** WHAT YOU NEED TO DO **
Skip every picture and transcribe the remaining material exactly.

** SUPPLIED RECORDS **
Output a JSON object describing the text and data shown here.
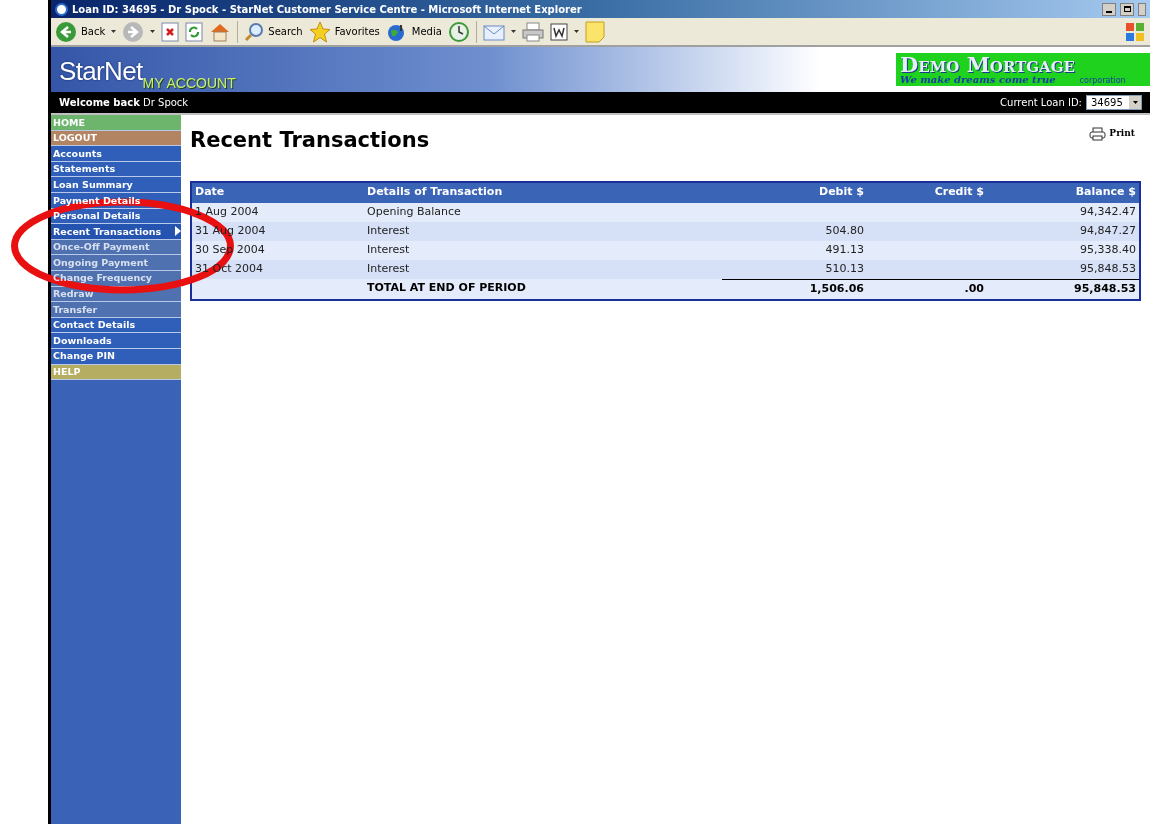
{
  "window": {
    "title": "Loan ID: 34695 - Dr Spock - StarNet Customer Service Centre - Microsoft Internet Explorer"
  },
  "toolbar": [
    {
      "kind": "back",
      "label": "Back"
    },
    {
      "kind": "forward"
    },
    {
      "kind": "stop"
    },
    {
      "kind": "refresh"
    },
    {
      "kind": "home"
    },
    {
      "kind": "search",
      "label": "Search"
    },
    {
      "kind": "favorites",
      "label": "Favorites"
    },
    {
      "kind": "media",
      "label": "Media"
    },
    {
      "kind": "history"
    },
    {
      "kind": "mail"
    },
    {
      "kind": "print"
    },
    {
      "kind": "word"
    },
    {
      "kind": "note"
    }
  ],
  "banner": {
    "logo": "StarNet",
    "subtitle": "MY ACCOUNT",
    "sponsor": "Demo Mortgage",
    "sponsor_sub": "corporation",
    "tagline": "We make dreams come true"
  },
  "welcome": {
    "greeting": "Welcome back",
    "name": "Dr Spock",
    "loan_label": "Current Loan ID:",
    "loan_id": "34695"
  },
  "sidebar": {
    "items": [
      {
        "label": "HOME",
        "kind": "home",
        "selected": false
      },
      {
        "label": "LOGOUT",
        "kind": "logout",
        "selected": false
      },
      {
        "label": "Accounts",
        "kind": "link",
        "selected": false,
        "disabled": false
      },
      {
        "label": "Statements",
        "kind": "link",
        "selected": false,
        "disabled": false
      },
      {
        "label": "Loan Summary",
        "kind": "link",
        "selected": false,
        "disabled": false
      },
      {
        "label": "Payment Details",
        "kind": "link",
        "selected": false,
        "disabled": false
      },
      {
        "label": "Personal Details",
        "kind": "link",
        "selected": false,
        "disabled": false
      },
      {
        "label": "Recent Transactions",
        "kind": "link",
        "selected": true,
        "disabled": false
      },
      {
        "label": "Once-Off Payment",
        "kind": "link",
        "selected": false,
        "disabled": true
      },
      {
        "label": "Ongoing Payment",
        "kind": "link",
        "selected": false,
        "disabled": true
      },
      {
        "label": "Change Frequency",
        "kind": "link",
        "selected": false,
        "disabled": true
      },
      {
        "label": "Redraw",
        "kind": "link",
        "selected": false,
        "disabled": true
      },
      {
        "label": "Transfer",
        "kind": "link",
        "selected": false,
        "disabled": true
      },
      {
        "label": "Contact Details",
        "kind": "link",
        "selected": false,
        "disabled": false
      },
      {
        "label": "Downloads",
        "kind": "link",
        "selected": false,
        "disabled": false
      },
      {
        "label": "Change PIN",
        "kind": "link",
        "selected": false,
        "disabled": false
      },
      {
        "label": "HELP",
        "kind": "help",
        "selected": false
      }
    ]
  },
  "page": {
    "heading": "Recent Transactions",
    "print": "Print"
  },
  "table": {
    "columns": [
      "Date",
      "Details of Transaction",
      "Debit $",
      "Credit $",
      "Balance $"
    ],
    "rows": [
      [
        "1 Aug 2004",
        "Opening Balance",
        "",
        "",
        "94,342.47"
      ],
      [
        "31 Aug 2004",
        "Interest",
        "504.80",
        "",
        "94,847.27"
      ],
      [
        "30 Sep 2004",
        "Interest",
        "491.13",
        "",
        "95,338.40"
      ],
      [
        "31 Oct 2004",
        "Interest",
        "510.13",
        "",
        "95,848.53"
      ]
    ],
    "total": {
      "label": "TOTAL AT END OF PERIOD",
      "debit": "1,506.06",
      "credit": ".00",
      "balance": "95,848.53"
    }
  }
}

** EXERCISE SOLUTION **
Output a JSON object describing the text and data shown here.
{
  "window": {
    "title": "Loan ID: 34695 - Dr Spock - StarNet Customer Service Centre - Microsoft Internet Explorer"
  },
  "toolbar": [
    {
      "kind": "back",
      "label": "Back"
    },
    {
      "kind": "forward"
    },
    {
      "kind": "stop"
    },
    {
      "kind": "refresh"
    },
    {
      "kind": "home"
    },
    {
      "kind": "search",
      "label": "Search"
    },
    {
      "kind": "favorites",
      "label": "Favorites"
    },
    {
      "kind": "media",
      "label": "Media"
    },
    {
      "kind": "history"
    },
    {
      "kind": "mail"
    },
    {
      "kind": "print"
    },
    {
      "kind": "word"
    },
    {
      "kind": "note"
    }
  ],
  "banner": {
    "logo": "StarNet",
    "subtitle": "MY ACCOUNT",
    "sponsor": "Demo Mortgage",
    "sponsor_sub": "corporation",
    "tagline": "We make dreams come true"
  },
  "welcome": {
    "greeting": "Welcome back",
    "name": "Dr Spock",
    "loan_label": "Current Loan ID:",
    "loan_id": "34695"
  },
  "sidebar": {
    "items": [
      {
        "label": "HOME",
        "kind": "home",
        "selected": false
      },
      {
        "label": "LOGOUT",
        "kind": "logout",
        "selected": false
      },
      {
        "label": "Accounts",
        "kind": "link",
        "selected": false,
        "disabled": false
      },
      {
        "label": "Statements",
        "kind": "link",
        "selected": false,
        "disabled": false
      },
      {
        "label": "Loan Summary",
        "kind": "link",
        "selected": false,
        "disabled": false
      },
      {
        "label": "Payment Details",
        "kind": "link",
        "selected": false,
        "disabled": false
      },
      {
        "label": "Personal Details",
        "kind": "link",
        "selected": false,
        "disabled": false
      },
      {
        "label": "Recent Transactions",
        "kind": "link",
        "selected": true,
        "disabled": false
      },
      {
        "label": "Once-Off Payment",
        "kind": "link",
        "selected": false,
        "disabled": true
      },
      {
        "label": "Ongoing Payment",
        "kind": "link",
        "selected": false,
        "disabled": true
      },
      {
        "label": "Change Frequency",
        "kind": "link",
        "selected": false,
        "disabled": true
      },
      {
        "label": "Redraw",
        "kind": "link",
        "selected": false,
        "disabled": true
      },
      {
        "label": "Transfer",
        "kind": "link",
        "selected": false,
        "disabled": true
      },
      {
        "label": "Contact Details",
        "kind": "link",
        "selected": false,
        "disabled": false
      },
      {
        "label": "Downloads",
        "kind": "link",
        "selected": false,
        "disabled": false
      },
      {
        "label": "Change PIN",
        "kind": "link",
        "selected": false,
        "disabled": false
      },
      {
        "label": "HELP",
        "kind": "help",
        "selected": false
      }
    ]
  },
  "page": {
    "heading": "Recent Transactions",
    "print": "Print"
  },
  "table": {
    "columns": [
      "Date",
      "Details of Transaction",
      "Debit $",
      "Credit $",
      "Balance $"
    ],
    "rows": [
      [
        "1 Aug 2004",
        "Opening Balance",
        "",
        "",
        "94,342.47"
      ],
      [
        "31 Aug 2004",
        "Interest",
        "504.80",
        "",
        "94,847.27"
      ],
      [
        "30 Sep 2004",
        "Interest",
        "491.13",
        "",
        "95,338.40"
      ],
      [
        "31 Oct 2004",
        "Interest",
        "510.13",
        "",
        "95,848.53"
      ]
    ],
    "total": {
      "label": "TOTAL AT END OF PERIOD",
      "debit": "1,506.06",
      "credit": ".00",
      "balance": "95,848.53"
    }
  }
}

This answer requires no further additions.